* _WHAT THE TASK REQUIRES_
Find out how many lines of the material contain the string "with" and give only that figure.

* _DATA FOR THE TASK_
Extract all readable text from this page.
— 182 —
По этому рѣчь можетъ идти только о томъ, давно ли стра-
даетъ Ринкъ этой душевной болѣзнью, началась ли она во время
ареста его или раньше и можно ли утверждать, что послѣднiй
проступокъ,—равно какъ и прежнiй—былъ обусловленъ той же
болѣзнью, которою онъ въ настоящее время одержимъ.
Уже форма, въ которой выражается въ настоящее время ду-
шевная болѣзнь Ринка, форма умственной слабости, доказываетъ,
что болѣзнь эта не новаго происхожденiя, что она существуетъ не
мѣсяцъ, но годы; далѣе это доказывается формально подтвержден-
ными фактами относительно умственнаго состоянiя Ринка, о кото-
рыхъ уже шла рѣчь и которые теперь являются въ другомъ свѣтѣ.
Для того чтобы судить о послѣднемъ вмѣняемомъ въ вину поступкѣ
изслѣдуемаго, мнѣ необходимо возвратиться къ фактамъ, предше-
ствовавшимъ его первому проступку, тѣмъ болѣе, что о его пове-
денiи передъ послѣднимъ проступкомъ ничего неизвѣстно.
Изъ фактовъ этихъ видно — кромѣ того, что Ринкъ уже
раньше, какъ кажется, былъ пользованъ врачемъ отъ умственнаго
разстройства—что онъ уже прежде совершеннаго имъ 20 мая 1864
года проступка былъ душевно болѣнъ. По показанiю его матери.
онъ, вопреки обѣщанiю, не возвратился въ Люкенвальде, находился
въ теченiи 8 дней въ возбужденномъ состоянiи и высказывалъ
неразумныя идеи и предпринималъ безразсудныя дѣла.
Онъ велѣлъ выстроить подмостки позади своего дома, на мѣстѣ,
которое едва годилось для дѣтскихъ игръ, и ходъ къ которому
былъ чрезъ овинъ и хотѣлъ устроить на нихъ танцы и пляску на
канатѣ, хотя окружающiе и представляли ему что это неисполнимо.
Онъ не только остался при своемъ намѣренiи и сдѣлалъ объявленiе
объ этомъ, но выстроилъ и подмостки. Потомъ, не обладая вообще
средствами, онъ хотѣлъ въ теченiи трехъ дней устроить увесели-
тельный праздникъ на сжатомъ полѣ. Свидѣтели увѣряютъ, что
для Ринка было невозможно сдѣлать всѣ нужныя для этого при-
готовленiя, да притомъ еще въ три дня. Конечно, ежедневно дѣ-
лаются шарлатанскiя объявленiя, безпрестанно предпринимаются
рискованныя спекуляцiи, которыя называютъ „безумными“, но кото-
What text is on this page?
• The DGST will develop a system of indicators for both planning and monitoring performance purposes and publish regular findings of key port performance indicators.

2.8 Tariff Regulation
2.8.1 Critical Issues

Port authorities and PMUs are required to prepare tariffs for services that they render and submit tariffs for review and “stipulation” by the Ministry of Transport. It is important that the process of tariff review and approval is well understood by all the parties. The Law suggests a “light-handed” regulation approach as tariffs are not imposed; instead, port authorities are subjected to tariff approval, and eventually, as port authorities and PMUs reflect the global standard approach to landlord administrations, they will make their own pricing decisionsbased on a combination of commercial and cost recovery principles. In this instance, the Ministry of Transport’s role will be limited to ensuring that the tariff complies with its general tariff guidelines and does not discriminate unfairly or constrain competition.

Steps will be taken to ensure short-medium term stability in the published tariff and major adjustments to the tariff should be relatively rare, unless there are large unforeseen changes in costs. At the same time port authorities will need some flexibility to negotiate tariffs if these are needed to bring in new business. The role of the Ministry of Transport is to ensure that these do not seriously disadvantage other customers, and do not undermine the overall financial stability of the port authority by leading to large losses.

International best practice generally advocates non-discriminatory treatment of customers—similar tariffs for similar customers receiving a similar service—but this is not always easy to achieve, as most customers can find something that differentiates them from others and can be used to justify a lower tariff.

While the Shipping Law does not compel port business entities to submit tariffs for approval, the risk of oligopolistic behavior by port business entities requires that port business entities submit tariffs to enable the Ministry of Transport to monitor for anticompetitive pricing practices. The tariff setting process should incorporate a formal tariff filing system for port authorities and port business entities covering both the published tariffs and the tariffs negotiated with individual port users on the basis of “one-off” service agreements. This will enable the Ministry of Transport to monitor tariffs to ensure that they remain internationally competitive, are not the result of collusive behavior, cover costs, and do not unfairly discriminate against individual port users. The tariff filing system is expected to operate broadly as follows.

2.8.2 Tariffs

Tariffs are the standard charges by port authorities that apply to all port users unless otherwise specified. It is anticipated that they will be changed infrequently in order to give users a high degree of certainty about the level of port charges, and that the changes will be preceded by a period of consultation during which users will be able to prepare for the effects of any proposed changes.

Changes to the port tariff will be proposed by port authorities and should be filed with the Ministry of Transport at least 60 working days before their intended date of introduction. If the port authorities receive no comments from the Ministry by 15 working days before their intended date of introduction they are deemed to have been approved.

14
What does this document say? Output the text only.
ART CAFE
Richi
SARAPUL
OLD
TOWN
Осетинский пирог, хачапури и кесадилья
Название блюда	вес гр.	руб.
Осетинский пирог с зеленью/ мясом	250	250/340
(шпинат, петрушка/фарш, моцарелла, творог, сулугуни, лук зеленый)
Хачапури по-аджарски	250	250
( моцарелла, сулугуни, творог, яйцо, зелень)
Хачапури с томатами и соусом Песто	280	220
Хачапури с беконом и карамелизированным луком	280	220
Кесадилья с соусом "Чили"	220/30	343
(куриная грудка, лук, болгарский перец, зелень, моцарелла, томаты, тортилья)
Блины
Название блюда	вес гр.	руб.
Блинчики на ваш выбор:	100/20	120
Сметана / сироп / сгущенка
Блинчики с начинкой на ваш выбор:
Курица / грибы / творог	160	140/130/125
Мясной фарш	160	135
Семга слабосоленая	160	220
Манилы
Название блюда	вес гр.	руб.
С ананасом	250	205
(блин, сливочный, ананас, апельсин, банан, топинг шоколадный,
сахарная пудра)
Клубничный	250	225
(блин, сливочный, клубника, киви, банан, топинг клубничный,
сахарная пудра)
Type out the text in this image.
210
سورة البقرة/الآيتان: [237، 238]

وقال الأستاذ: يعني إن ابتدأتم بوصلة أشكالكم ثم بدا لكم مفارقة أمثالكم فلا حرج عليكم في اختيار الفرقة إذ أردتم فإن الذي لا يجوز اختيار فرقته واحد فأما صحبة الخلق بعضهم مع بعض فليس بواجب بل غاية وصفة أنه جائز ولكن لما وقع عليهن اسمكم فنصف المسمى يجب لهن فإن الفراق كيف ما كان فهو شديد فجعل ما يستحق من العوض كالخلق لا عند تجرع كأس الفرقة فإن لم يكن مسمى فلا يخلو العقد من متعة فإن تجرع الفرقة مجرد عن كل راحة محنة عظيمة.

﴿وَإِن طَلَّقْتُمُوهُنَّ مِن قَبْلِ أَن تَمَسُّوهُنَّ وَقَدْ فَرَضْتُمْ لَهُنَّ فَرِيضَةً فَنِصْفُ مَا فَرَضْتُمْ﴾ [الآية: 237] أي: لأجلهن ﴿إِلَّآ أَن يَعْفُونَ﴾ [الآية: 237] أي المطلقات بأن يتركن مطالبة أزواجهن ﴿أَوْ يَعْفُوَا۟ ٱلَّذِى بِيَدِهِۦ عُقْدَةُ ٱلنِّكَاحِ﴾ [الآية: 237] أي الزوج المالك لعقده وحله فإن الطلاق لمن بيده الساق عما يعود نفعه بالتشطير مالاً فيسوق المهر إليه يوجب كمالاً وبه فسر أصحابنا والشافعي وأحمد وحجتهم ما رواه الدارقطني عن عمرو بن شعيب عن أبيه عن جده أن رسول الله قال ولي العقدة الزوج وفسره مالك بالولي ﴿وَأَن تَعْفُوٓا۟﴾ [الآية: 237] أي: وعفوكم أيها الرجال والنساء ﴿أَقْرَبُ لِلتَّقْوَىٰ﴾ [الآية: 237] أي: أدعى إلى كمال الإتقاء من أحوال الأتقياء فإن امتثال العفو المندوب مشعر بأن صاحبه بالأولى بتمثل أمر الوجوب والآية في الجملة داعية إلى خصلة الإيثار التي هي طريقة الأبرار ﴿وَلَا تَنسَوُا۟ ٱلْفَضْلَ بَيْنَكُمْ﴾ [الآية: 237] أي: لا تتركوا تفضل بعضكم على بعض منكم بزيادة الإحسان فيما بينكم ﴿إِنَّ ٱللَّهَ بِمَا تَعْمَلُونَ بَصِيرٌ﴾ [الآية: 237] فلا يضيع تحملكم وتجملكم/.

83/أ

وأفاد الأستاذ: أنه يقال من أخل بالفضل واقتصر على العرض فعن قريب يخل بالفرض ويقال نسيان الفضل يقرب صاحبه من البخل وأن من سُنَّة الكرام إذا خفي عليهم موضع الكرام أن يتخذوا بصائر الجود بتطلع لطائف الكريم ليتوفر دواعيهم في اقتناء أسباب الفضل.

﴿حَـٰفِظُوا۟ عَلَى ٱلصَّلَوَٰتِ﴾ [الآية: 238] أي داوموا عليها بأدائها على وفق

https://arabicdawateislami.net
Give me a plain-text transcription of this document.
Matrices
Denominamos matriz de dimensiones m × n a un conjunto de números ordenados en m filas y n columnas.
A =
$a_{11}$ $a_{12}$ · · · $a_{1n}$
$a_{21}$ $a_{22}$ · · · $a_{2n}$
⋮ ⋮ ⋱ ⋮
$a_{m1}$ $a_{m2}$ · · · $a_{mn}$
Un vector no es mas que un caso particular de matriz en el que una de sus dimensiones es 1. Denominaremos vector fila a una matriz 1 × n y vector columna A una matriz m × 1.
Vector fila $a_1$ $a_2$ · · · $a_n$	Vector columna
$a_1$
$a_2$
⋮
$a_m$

* _CORRECT RESPONSE_
3